(Listings of boxed layout items)
########################################

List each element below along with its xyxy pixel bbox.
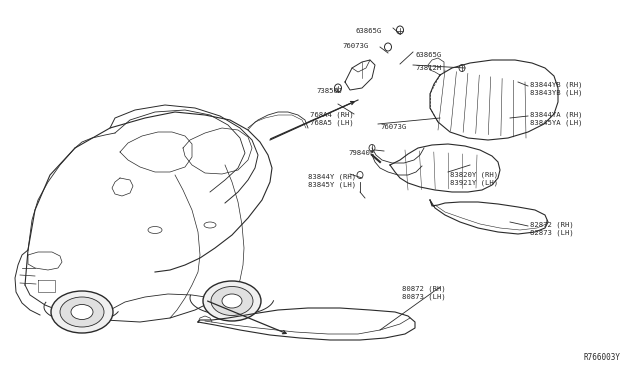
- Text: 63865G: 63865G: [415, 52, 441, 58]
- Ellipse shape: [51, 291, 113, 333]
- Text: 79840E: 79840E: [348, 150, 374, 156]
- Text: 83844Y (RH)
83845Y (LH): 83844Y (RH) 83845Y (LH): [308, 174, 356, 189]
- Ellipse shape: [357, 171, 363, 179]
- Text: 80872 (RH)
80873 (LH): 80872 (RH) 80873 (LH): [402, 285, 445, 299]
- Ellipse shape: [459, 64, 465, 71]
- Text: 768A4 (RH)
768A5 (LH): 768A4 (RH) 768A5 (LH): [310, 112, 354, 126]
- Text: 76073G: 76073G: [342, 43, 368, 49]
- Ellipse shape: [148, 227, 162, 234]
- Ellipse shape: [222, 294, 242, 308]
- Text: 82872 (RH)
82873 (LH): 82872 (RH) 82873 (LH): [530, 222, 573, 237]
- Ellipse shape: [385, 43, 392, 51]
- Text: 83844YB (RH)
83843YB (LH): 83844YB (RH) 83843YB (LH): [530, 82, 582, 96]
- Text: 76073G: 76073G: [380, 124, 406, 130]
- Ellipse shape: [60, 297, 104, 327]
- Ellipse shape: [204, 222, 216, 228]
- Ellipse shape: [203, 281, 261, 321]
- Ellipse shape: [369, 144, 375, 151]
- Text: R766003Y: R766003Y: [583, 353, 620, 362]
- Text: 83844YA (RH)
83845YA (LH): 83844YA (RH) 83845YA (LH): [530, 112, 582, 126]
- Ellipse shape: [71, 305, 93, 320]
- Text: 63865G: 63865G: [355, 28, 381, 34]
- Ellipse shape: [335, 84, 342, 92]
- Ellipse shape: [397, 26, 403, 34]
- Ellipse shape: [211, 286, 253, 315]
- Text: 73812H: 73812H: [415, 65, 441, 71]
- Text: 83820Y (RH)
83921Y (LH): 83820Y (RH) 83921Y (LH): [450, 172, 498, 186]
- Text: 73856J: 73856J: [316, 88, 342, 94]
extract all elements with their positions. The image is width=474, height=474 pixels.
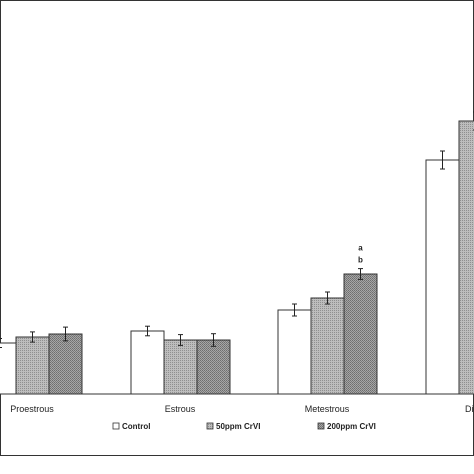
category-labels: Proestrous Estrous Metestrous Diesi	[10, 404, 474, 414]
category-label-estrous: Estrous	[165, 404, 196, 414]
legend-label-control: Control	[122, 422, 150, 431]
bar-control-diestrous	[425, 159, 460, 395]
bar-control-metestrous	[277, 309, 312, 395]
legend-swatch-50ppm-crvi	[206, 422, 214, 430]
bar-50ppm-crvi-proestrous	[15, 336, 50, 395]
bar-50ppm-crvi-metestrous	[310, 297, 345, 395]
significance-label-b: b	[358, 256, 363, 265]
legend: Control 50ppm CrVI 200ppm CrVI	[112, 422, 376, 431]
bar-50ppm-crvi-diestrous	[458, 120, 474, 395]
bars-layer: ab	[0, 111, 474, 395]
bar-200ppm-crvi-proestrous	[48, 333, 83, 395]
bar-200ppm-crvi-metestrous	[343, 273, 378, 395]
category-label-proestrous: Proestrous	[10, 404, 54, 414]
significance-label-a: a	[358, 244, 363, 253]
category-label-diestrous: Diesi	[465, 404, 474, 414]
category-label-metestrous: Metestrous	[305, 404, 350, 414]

########################################

TASK GOAL ▸
Which lines of the items above contain the string "Diesi"? Copy each of them.

FINISHED TASK ▸
category-labels: Proestrous Estrous Metestrous Diesi	[10, 404, 474, 414]
category-label-diestrous: Diesi	[465, 404, 474, 414]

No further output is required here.